→ Requirements
Repeat the entries that follow verbatim, without any of their pictures.

***

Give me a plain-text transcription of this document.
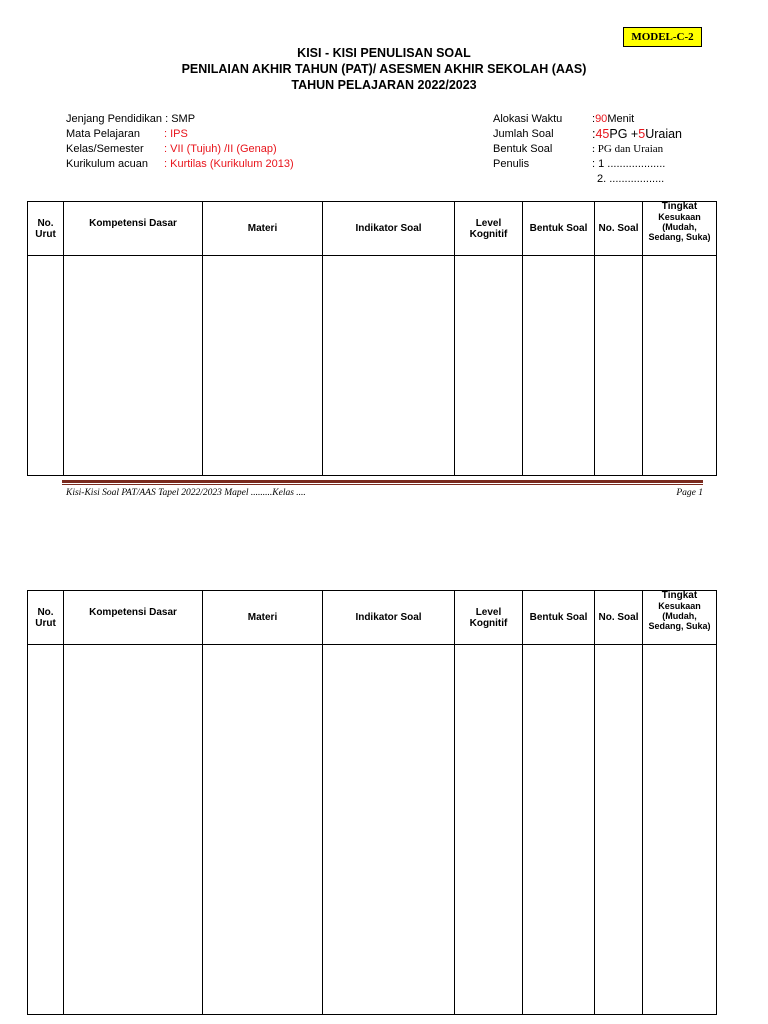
MODEL-C-2
KISI - KISI PENULISAN SOAL
PENILAIAN AKHIR TAHUN (PAT)/ ASESMEN AKHIR SEKOLAH (AAS)
TAHUN PELAJARAN 2022/2023
Jenjang Pendidikan
: SMP
Mata Pelajaran	: IPS
Kelas/Semester	: VII (Tujuh) /II (Genap)
Kurikulum acuan	: Kurtilas (Kurikulum 2013)
Alokasi Waktu	: 90 Menit
Jumlah Soal	: 45 PG + 5 Uraian
Bentuk Soal	: PG dan Uraian
Penulis	: 1 ...................
2. ..................
No. Urut	Kompetensi Dasar	Materi	Indikator Soal	Level Kognitif	Bentuk Soal	No. Soal	Tingkat
Kesukaan (Mudah, Sedang, Suka)

Kisi-Kisi Soal PAT/AAS Tapel 2022/2023 Mapel .........Kelas ....	Page 1
No. Urut	Kompetensi Dasar	Materi	Indikator Soal	Level Kognitif	Bentuk Soal	No. Soal	Tingkat
Kesukaan (Mudah, Sedang, Suka)
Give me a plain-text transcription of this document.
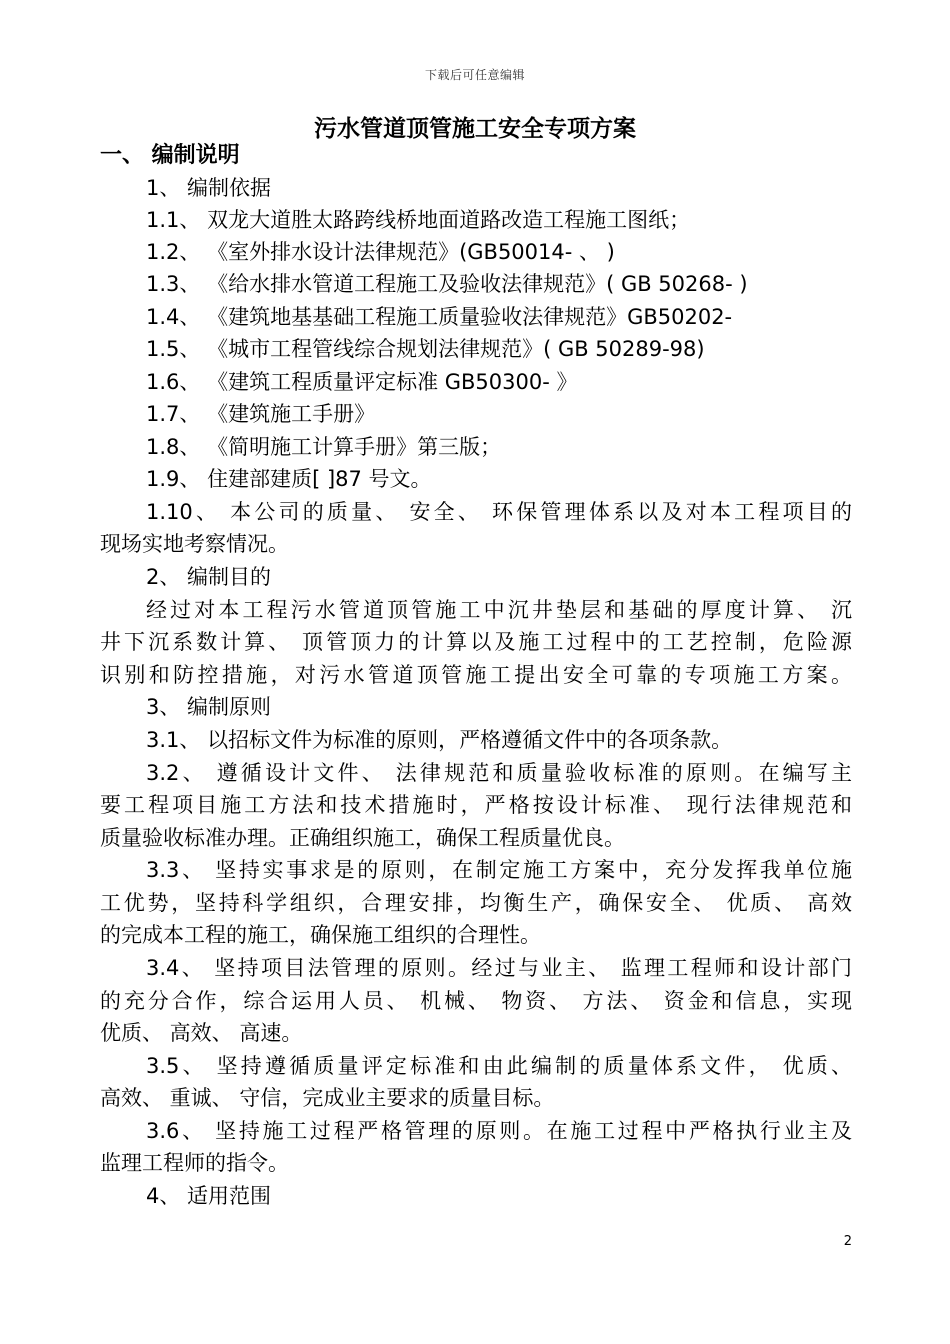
下载后可任意编辑
污水管道顶管施工安全专项方案
一、 编制说明
1、 编制依据
1.1、 双龙大道胜太路跨线桥地面道路改造工程施工图纸；
1.2、 《室外排水设计法律规范》(GB50014- 、 )
1.3、 《给水排水管道工程施工及验收法律规范》( GB 50268- )
1.4、 《建筑地基基础工程施工质量验收法律规范》GB50202-
1.5、 《城市工程管线综合规划法律规范》( GB 50289-98)
1.6、 《建筑工程质量评定标准 GB50300- 》
1.7、 《建筑施工手册》
1.8、 《简明施工计算手册》第三版；
1.9、 住建部建质[ ]87 号文。
1.10、 本公司的质量、 安全、 环保管理体系以及对本工程项目的
现场实地考察情况。
2、 编制目的
经过对本工程污水管道顶管施工中沉井垫层和基础的厚度计算、 沉
井下沉系数计算、 顶管顶力的计算以及施工过程中的工艺控制，危险源
识别和防控措施，对污水管道顶管施工提出安全可靠的专项施工方案。
3、 编制原则
3.1、 以招标文件为标准的原则，严格遵循文件中的各项条款。
3.2、 遵循设计文件、 法律规范和质量验收标准的原则。在编写主
要工程项目施工方法和技术措施时，严格按设计标准、 现行法律规范和
质量验收标准办理。正确组织施工，确保工程质量优良。
3.3、 坚持实事求是的原则，在制定施工方案中，充分发挥我单位施
工优势，坚持科学组织，合理安排，均衡生产，确保安全、 优质、 高效
的完成本工程的施工，确保施工组织的合理性。
3.4、 坚持项目法管理的原则。经过与业主、 监理工程师和设计部门
的充分合作，综合运用人员、 机械、 物资、 方法、 资金和信息，实现
优质、 高效、 高速。
3.5、 坚持遵循质量评定标准和由此编制的质量体系文件， 优质、
高效、 重诚、 守信，完成业主要求的质量目标。
3.6、 坚持施工过程严格管理的原则。在施工过程中严格执行业主及
监理工程师的指令。
4、 适用范围
2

***

→ Expected answer
Give me a plain-text transcription of this document.
MODEL-C-2
KISI - KISI PENULISAN SOAL
PENILAIAN AKHIR TAHUN (PAT)/ ASESMEN AKHIR SEKOLAH (AAS)
TAHUN PELAJARAN 2022/2023
Jenjang Pendidikan
: SMP
Mata Pelajaran	: IPS
Kelas/Semester	: VII (Tujuh) /II (Genap)
Kurikulum acuan	: Kurtilas (Kurikulum 2013)
Alokasi Waktu	: 90 Menit
Jumlah Soal	: 45 PG + 5 Uraian
Bentuk Soal	: PG dan Uraian
Penulis	: 1 ...................
2. ..................
No. Urut	Kompetensi Dasar	Materi	Indikator Soal	Level Kognitif	Bentuk Soal	No. Soal	Tingkat
Kesukaan (Mudah, Sedang, Suka)

Kisi-Kisi Soal PAT/AAS Tapel 2022/2023 Mapel .........Kelas ....	Page 1
No. Urut	Kompetensi Dasar	Materi	Indikator Soal	Level Kognitif	Bentuk Soal	No. Soal	Tingkat
Kesukaan (Mudah, Sedang, Suka)
Give me a plain-text transcription of this document.
下载后可任意编辑
污水管道顶管施工安全专项方案
一、 编制说明
1、 编制依据
1.1、 双龙大道胜太路跨线桥地面道路改造工程施工图纸；
1.2、 《室外排水设计法律规范》(GB50014- 、 )
1.3、 《给水排水管道工程施工及验收法律规范》( GB 50268- )
1.4、 《建筑地基基础工程施工质量验收法律规范》GB50202-
1.5、 《城市工程管线综合规划法律规范》( GB 50289-98)
1.6、 《建筑工程质量评定标准 GB50300- 》
1.7、 《建筑施工手册》
1.8、 《简明施工计算手册》第三版；
1.9、 住建部建质[ ]87 号文。
1.10、 本公司的质量、 安全、 环保管理体系以及对本工程项目的
现场实地考察情况。
2、 编制目的
经过对本工程污水管道顶管施工中沉井垫层和基础的厚度计算、 沉
井下沉系数计算、 顶管顶力的计算以及施工过程中的工艺控制，危险源
识别和防控措施，对污水管道顶管施工提出安全可靠的专项施工方案。
3、 编制原则
3.1、 以招标文件为标准的原则，严格遵循文件中的各项条款。
3.2、 遵循设计文件、 法律规范和质量验收标准的原则。在编写主
要工程项目施工方法和技术措施时，严格按设计标准、 现行法律规范和
质量验收标准办理。正确组织施工，确保工程质量优良。
3.3、 坚持实事求是的原则，在制定施工方案中，充分发挥我单位施
工优势，坚持科学组织，合理安排，均衡生产，确保安全、 优质、 高效
的完成本工程的施工，确保施工组织的合理性。
3.4、 坚持项目法管理的原则。经过与业主、 监理工程师和设计部门
的充分合作，综合运用人员、 机械、 物资、 方法、 资金和信息，实现
优质、 高效、 高速。
3.5、 坚持遵循质量评定标准和由此编制的质量体系文件， 优质、
高效、 重诚、 守信，完成业主要求的质量目标。
3.6、 坚持施工过程严格管理的原则。在施工过程中严格执行业主及
监理工程师的指令。
4、 适用范围
2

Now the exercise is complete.